(Source data)

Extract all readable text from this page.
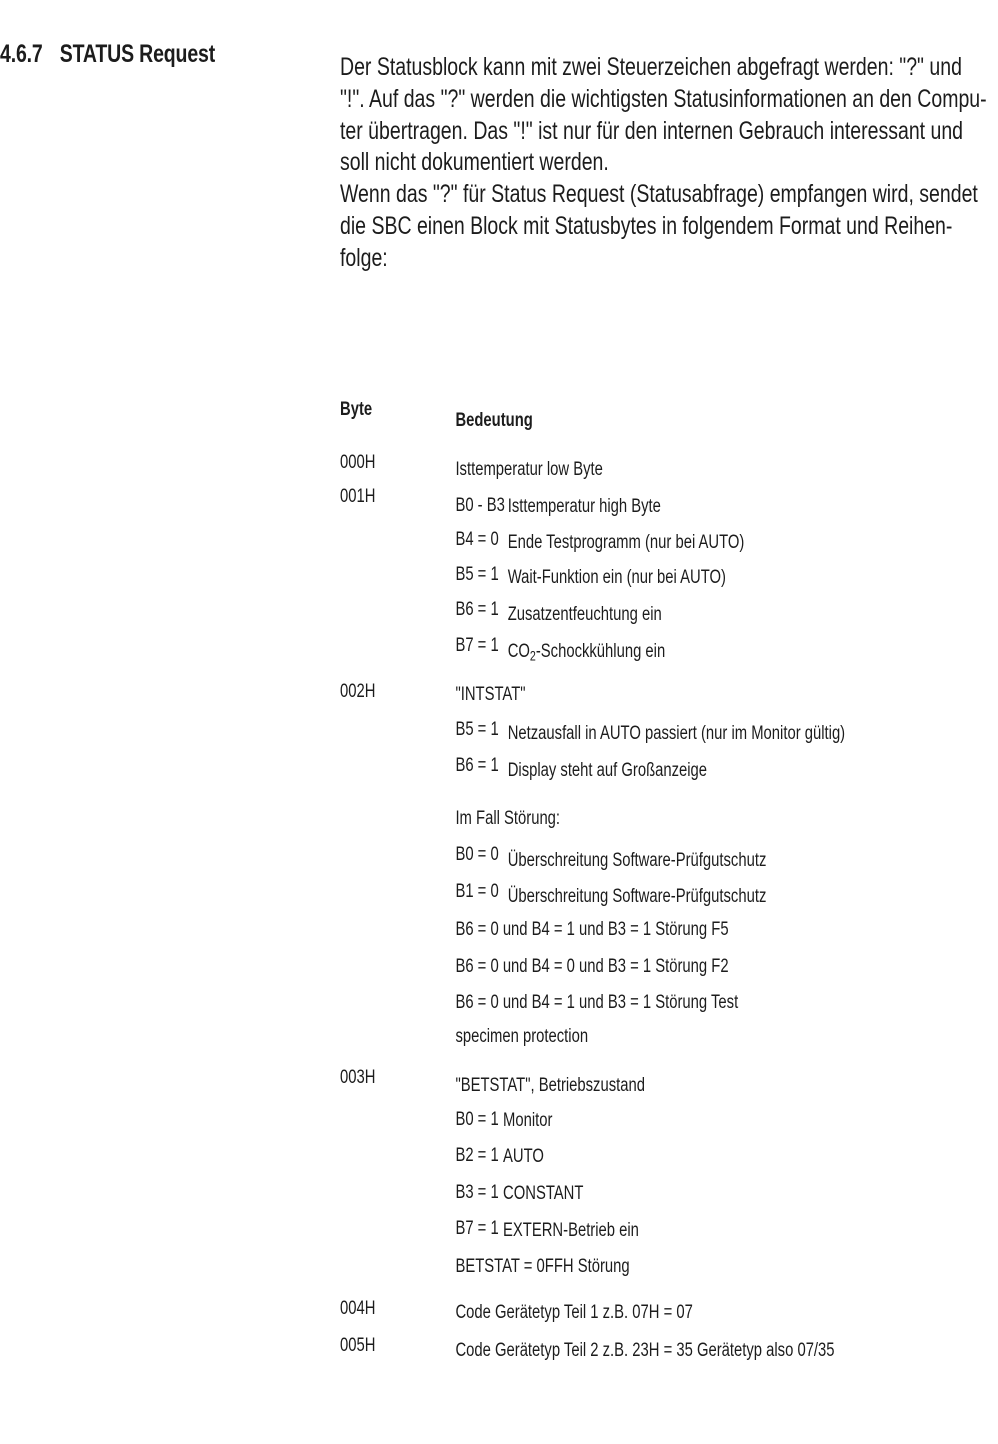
4.6.7 STATUS Request	Der Statusblock kann mit zwei Steuerzeichen abgefragt werden: "?" und
"!". Auf das "?" werden die wichtigsten Statusinformationen an den Compu-
ter übertragen. Das "!" ist nur für den internen Gebrauch interessant und
soll nicht dokumentiert werden.
Wenn das "?" für Status Request (Statusabfrage) empfangen wird, sendet
die SBC einen Block mit Statusbytes in folgendem Format und Reihen-
folge:
Byte
Bedeutung
000H	Isttemperatur low Byte
001H	B0 - B3 Isttemperatur high Byte
B4 = 0 Ende Testprogramm (nur bei AUTO)
B5 = 1 Wait-Funktion ein (nur bei AUTO)
B6 = 1 Zusatzentfeuchtung ein
B7 = 1 $CO_2$-Schockkühlung ein
002H	"INTSTAT"
B5 = 1 Netzausfall in AUTO passiert (nur im Monitor gültig)
B6 = 1 Display steht auf Großanzeige
Im Fall Störung:
B0 = 0 Überschreitung Software-Prüfgutschutz
B1 = 0 Überschreitung Software-Prüfgutschutz
B6 = 0 und B4 = 1 und B3 = 1 Störung F5
B6 = 0 und B4 = 0 und B3 = 1 Störung F2
B6 = 0 und B4 = 1 und B3 = 1 Störung Test
specimen protection
003H	"BETSTAT", Betriebszustand
B0 = 1 Monitor
B2 = 1 AUTO
B3 = 1 CONSTANT
B7 = 1 EXTERN-Betrieb ein
BETSTAT = 0FFH Störung
004H	Code Gerätetyp Teil 1 z.B. 07H = 07
005H	Code Gerätetyp Teil 2 z.B. 23H = 35 Gerätetyp also 07/35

Task brief
What is the number of lines above that hold the string "Gerätetyp"? Answer with that number alone.

Task solution
2